◆ Stated goal ◆
Copy out each line of the material below that holds the string "正确读写".

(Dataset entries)

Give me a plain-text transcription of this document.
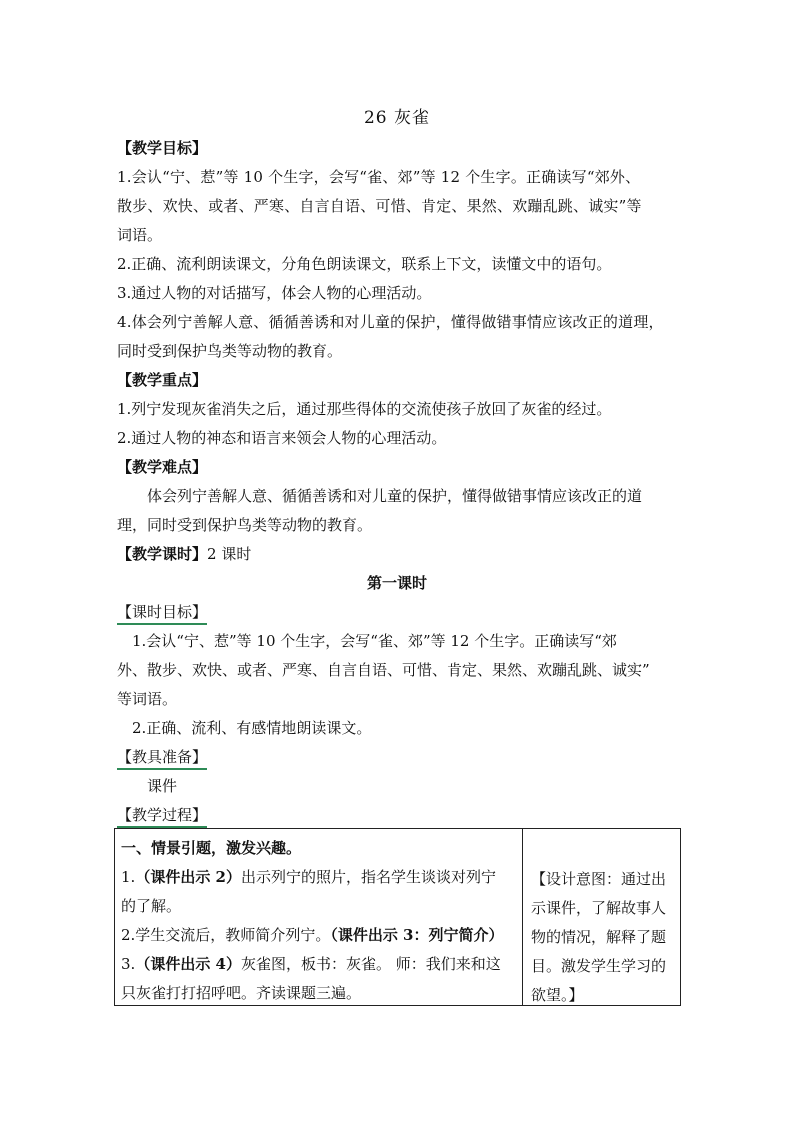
26 灰雀
【教学目标】
1.会认“宁、惹”等 10 个生字，会写“雀、郊”等 12 个生字。正确读写“郊外、
散步、欢快、或者、严寒、自言自语、可惜、肯定、果然、欢蹦乱跳、诚实”等
词语。
2.正确、流利朗读课文，分角色朗读课文，联系上下文，读懂文中的语句。
3.通过人物的对话描写，体会人物的心理活动。
4.体会列宁善解人意、循循善诱和对儿童的保护，懂得做错事情应该改正的道理，
同时受到保护鸟类等动物的教育。
【教学重点】
1.列宁发现灰雀消失之后，通过那些得体的交流使孩子放回了灰雀的经过。
2.通过人物的神态和语言来领会人物的心理活动。
【教学难点】
体会列宁善解人意、循循善诱和对儿童的保护，懂得做错事情应该改正的道
理，同时受到保护鸟类等动物的教育。
【教学课时】2 课时
第一课时
【课时目标】
1.会认“宁、惹”等 10 个生字，会写“雀、郊”等 12 个生字。正确读写“郊
外、散步、欢快、或者、严寒、自言自语、可惜、肯定、果然、欢蹦乱跳、诚实”
等词语。
2.正确、流利、有感情地朗读课文。
【教具准备】
课件
【教学过程】
一、情景引题，激发兴趣。
1.（课件出示 2）出示列宁的照片，指名学生谈谈对列宁
的了解。
2.学生交流后，教师简介列宁。（课件出示 3：列宁简介）
3.（课件出示 4）灰雀图，板书：灰雀。 师：我们来和这
只灰雀打打招呼吧。齐读课题三遍。
【设计意图：通过出
示课件，了解故事人
物的情况，解释了题
目。激发学生学习的
欲望。】
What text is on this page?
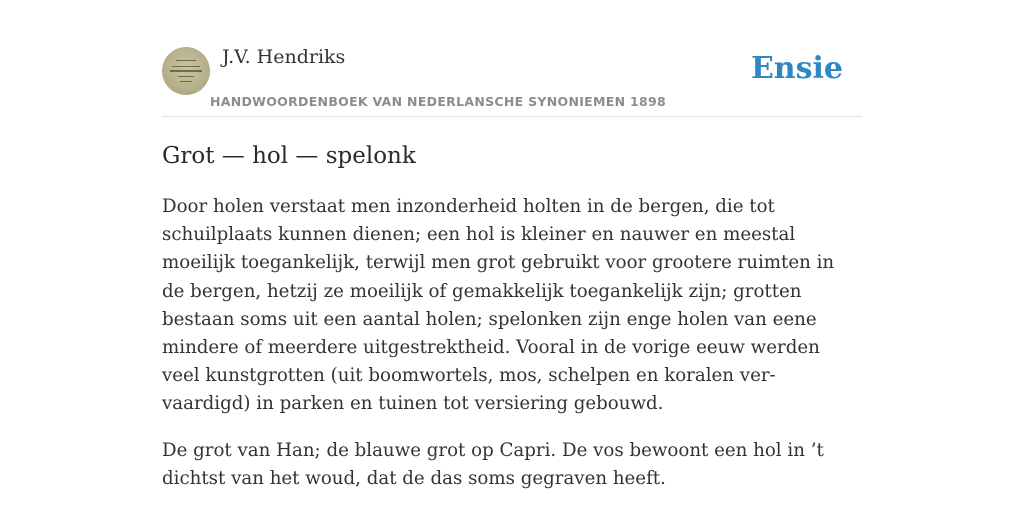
J.V. Hendriks
HANDWOORDENBOEK VAN NEDERLANSCHE SYNONIEMEN 1898
Ensie
Grot — hol — spelonk

Door holen verstaat men inzonderheid holten in de bergen, die tot schuilplaats kunnen dienen; een hol is kleiner en nauwer en meestal moeilijk toegankelijk, terwijl men grot gebruikt voor grootere ruimten in de bergen, hetzij ze moeilijk of gemakkelijk toegankelijk zijn; grotten bestaan soms uit een aantal holen; spelonken zijn enge holen van eene mindere of meerdere uitgestrektheid. Vooral in de vorige eeuw werden veel kunstgrotten (uit boomwortels, mos, schelpen en koralen ver-vaardigd) in parken en tuinen tot versiering gebouwd.

De grot van Han; de blauwe grot op Capri. De vos bewoont een hol in ’t dichtst van het woud, dat de das soms gegraven heeft.
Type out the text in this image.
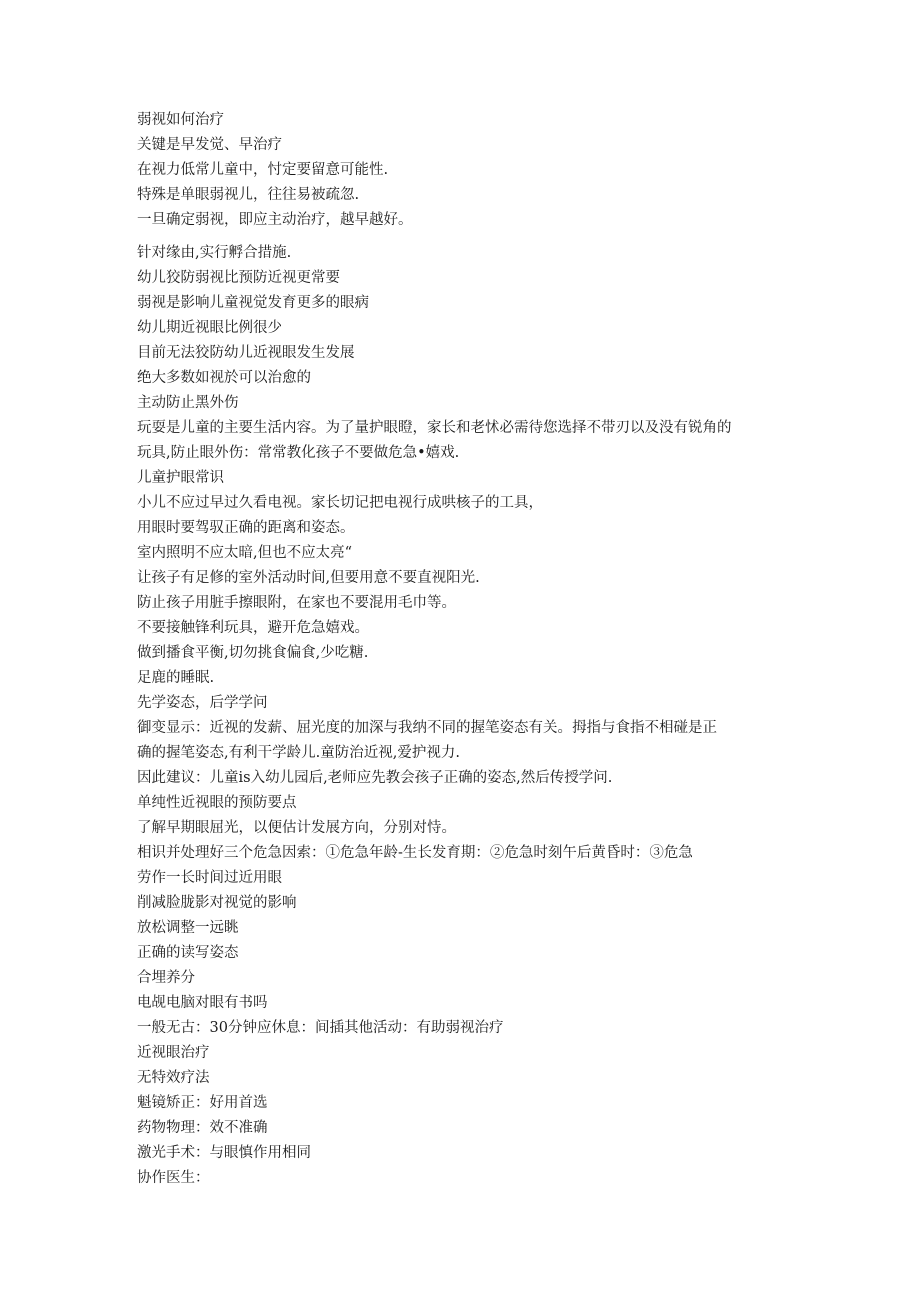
弱视如何治疗
关键是早发觉、早治疗
在视力低常儿童中，忖定要留意可能性.
特殊是单眼弱视儿，往往易被疏忽.
一旦确定弱视，即应主动治疗，越早越好。
针对缘由,实行孵合措施.
幼儿狡防弱视比预防近视更常要
弱视是影响儿童视觉发育更多的眼病
幼儿期近视眼比例很少
目前无法狡防幼儿近视眼发生发展
绝大多数如视於可以治愈的
主动防止黑外伤
玩耍是儿童的主要生活内容。为了量护眼瞪，家长和老怵必需待您选择不带刃以及没有锐角的
玩具,防止眼外伤：常常教化孩子不要做危急•嬉戏.
儿童护眼常识
小儿不应过早过久看电视。家长切记把电视行成哄核子的工具，
用眼时要驾驭正确的距离和姿态。
室内照明不应太暗,但也不应太亮“
让孩子有足修的室外活动时间,但要用意不要直视阳光.
防止孩子用脏手擦眼附，在家也不要混用毛巾等。
不要接触锋利玩具，避开危急嬉戏。
做到播食平衡,切勿挑食偏食,少吃糖.
足鹿的睡眠.
先学姿态，后学学问
御变显示：近视的发薪、屈光度的加深与我纳不同的握笔姿态有关。拇指与食指不相碰是正
确的握笔姿态,有利干学龄儿.童防治近视,爱护视力.
因此建议：儿童is入幼儿园后,老师应先教会孩子正确的姿态,然后传授学问.
单纯性近视眼的预防要点
了解早期眼屈光，以便估计发展方向，分别对恃。
相识并处理好三个危急因索：①危急年龄-生长发育期：②危急时刻午后黄昏时：③危急
劳作一长时间过近用眼
削减脸胧影对视觉的影响
放松调整一远眺
正确的读写姿态
合埋养分
电觇电脑对眼有书吗
一般无古：30分钟应休息：间插其他活动：有助弱视治疗
近视眼治疗
无特效疗法
魁镜矫正：好用首选
药物物理：效不准确
激光手术：与眼慎作用相同
协作医生：
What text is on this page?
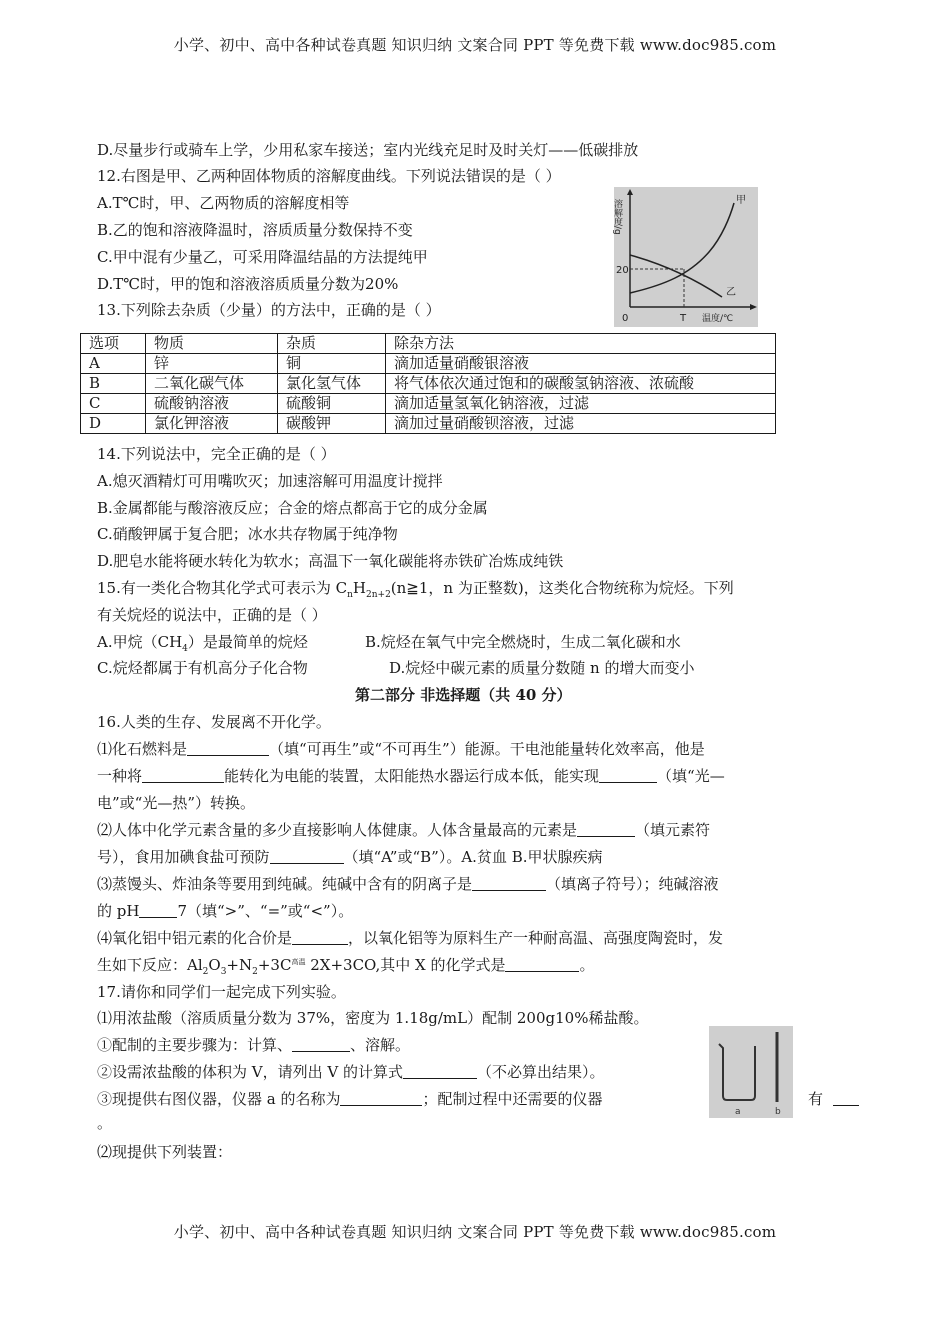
小学、初中、高中各种试卷真题 知识归纳 文案合同 PPT 等免费下载 www.doc985.com
D.尽量步行或骑车上学，少用私家车接送；室内光线充足时及时关灯——低碳排放
12.右图是甲、乙两种固体物质的溶解度曲线。下列说法错误的是（ ）
A.T℃时，甲、乙两物质的溶解度相等
B.乙的饱和溶液降温时，溶质质量分数保持不变
C.甲中混有少量乙，可采用降温结晶的方法提纯甲
D.T℃时，甲的饱和溶液溶质质量分数为20%
13.下列除去杂质（少量）的方法中，正确的是（ ）
溶解度/g
20
0	T 温度/℃
甲
乙
选项	物质	杂质	除杂方法
A	锌	铜	滴加适量硝酸银溶液
B	二氧化碳气体	氯化氢气体	将气体依次通过饱和的碳酸氢钠溶液、浓硫酸
C	硫酸钠溶液	硫酸铜	滴加适量氢氧化钠溶液，过滤
D	氯化钾溶液	碳酸钾	滴加过量硝酸钡溶液，过滤
14.下列说法中，完全正确的是（ ）
A.熄灭酒精灯可用嘴吹灭；加速溶解可用温度计搅拌
B.金属都能与酸溶液反应；合金的熔点都高于它的成分金属
C.硝酸钾属于复合肥；冰水共存物属于纯净物
D.肥皂水能将硬水转化为软水；高温下一氧化碳能将赤铁矿冶炼成纯铁
15.有一类化合物其化学式可表示为 $C_nH_{2n+2}(n≧1$，n 为正整数)，这类化合物统称为烷烃。下列
有关烷烃的说法中，正确的是（ ）
A.甲烷$(CH_4)$是最简单的烷烃	B.烷烃在氧气中完全燃烧时，生成二氧化碳和水
C.烷烃都属于有机高分子化合物	D.烷烃中碳元素的质量分数随 n 的增大而变小
第二部分 非选择题（共 40 分）
16.人类的生存、发展离不开化学。
⑴化石燃料是	（填“可再生”或“不可再生”）能源。干电池能量转化效率高，他是
一种将	能转化为电能的装置，太阳能热水器运行成本低，能实现	（填“光—
电”或“光—热”）转换。
⑵人体中化学元素含量的多少直接影响人体健康。人体含量最高的元素是	（填元素符
号），食用加碘食盐可预防	（填“A”或“B”）。A.贫血 B.甲状腺疾病
⑶蒸馒头、炸油条等要用到纯碱。纯碱中含有的阴离子是	（填离子符号）；纯碱溶液
的 pH	7（填“>”、“=”或“<”）。
⑷氧化铝中铝元素的化合价是	，以氧化铝等为原料生产一种耐高温、高强度陶瓷时，发
生如下反应：$Al_2O_3+N_2+3C^{高温}$ 2X+3CO,其中 X 的化学式是	。
17.请你和同学们一起完成下列实验。
⑴用浓盐酸（溶质质量分数为 37%，密度为 1.18g/mL）配制 200g10%稀盐酸。
①配制的主要步骤为：计算、	、溶解。
②设需浓盐酸的体积为 V，请列出 V 的计算式	（不必算出结果）。
③现提供右图仪器，仪器 a 的名称为	；配制过程中还需要的仪器	有
。
⑵现提供下列装置：
a	b
小学、初中、高中各种试卷真题 知识归纳 文案合同 PPT 等免费下载 www.doc985.com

◆ Written solution ◆
1.会认“宁、惹”等 10 个生字，会写“雀、郊”等 12 个生字。正确读写“郊外、
1.会认“宁、惹”等 10 个生字，会写“雀、郊”等 12 个生字。正确读写“郊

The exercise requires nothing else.